>>

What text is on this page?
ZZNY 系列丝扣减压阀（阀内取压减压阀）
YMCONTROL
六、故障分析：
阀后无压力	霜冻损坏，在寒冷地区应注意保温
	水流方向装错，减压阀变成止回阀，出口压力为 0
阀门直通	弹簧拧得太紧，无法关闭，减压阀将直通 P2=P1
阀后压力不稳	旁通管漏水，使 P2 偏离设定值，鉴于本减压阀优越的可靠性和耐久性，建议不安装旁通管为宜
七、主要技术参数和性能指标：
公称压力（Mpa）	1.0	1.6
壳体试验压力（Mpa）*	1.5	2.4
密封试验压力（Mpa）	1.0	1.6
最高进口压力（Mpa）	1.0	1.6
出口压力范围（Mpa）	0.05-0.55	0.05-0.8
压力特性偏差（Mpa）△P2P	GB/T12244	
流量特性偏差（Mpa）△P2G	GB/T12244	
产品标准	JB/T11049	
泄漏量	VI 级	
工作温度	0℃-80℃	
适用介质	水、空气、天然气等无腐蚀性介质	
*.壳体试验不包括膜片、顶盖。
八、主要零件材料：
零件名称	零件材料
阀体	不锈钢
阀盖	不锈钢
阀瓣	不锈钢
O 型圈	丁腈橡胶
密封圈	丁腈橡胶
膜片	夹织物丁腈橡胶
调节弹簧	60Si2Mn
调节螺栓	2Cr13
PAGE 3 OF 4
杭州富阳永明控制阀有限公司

<<

**EXERCISE DIRECTIONS**
Reproduce the entries above in full, verbatim.

**OUTPUT FOR THIS TASK**
What text is on this page?
ZZNY 系列丝扣减压阀（阀内取压减压阀）
YMCONTROL
六、故障分析：
阀后无压力	霜冻损坏，在寒冷地区应注意保温
	水流方向装错，减压阀变成止回阀，出口压力为 0
阀门直通	弹簧拧得太紧，无法关闭，减压阀将直通 P2=P1
阀后压力不稳	旁通管漏水，使 P2 偏离设定值，鉴于本减压阀优越的可靠性和耐久性，建议不安装旁通管为宜
七、主要技术参数和性能指标：
公称压力（Mpa）	1.0	1.6
壳体试验压力（Mpa）*	1.5	2.4
密封试验压力（Mpa）	1.0	1.6
最高进口压力（Mpa）	1.0	1.6
出口压力范围（Mpa）	0.05-0.55	0.05-0.8
压力特性偏差（Mpa）△P2P	GB/T12244	
流量特性偏差（Mpa）△P2G	GB/T12244	
产品标准	JB/T11049	
泄漏量	VI 级	
工作温度	0℃-80℃	
适用介质	水、空气、天然气等无腐蚀性介质	
*.壳体试验不包括膜片、顶盖。
八、主要零件材料：
零件名称	零件材料
阀体	不锈钢
阀盖	不锈钢
阀瓣	不锈钢
O 型圈	丁腈橡胶
密封圈	丁腈橡胶
膜片	夹织物丁腈橡胶
调节弹簧	60Si2Mn
调节螺栓	2Cr13
PAGE 3 OF 4
杭州富阳永明控制阀有限公司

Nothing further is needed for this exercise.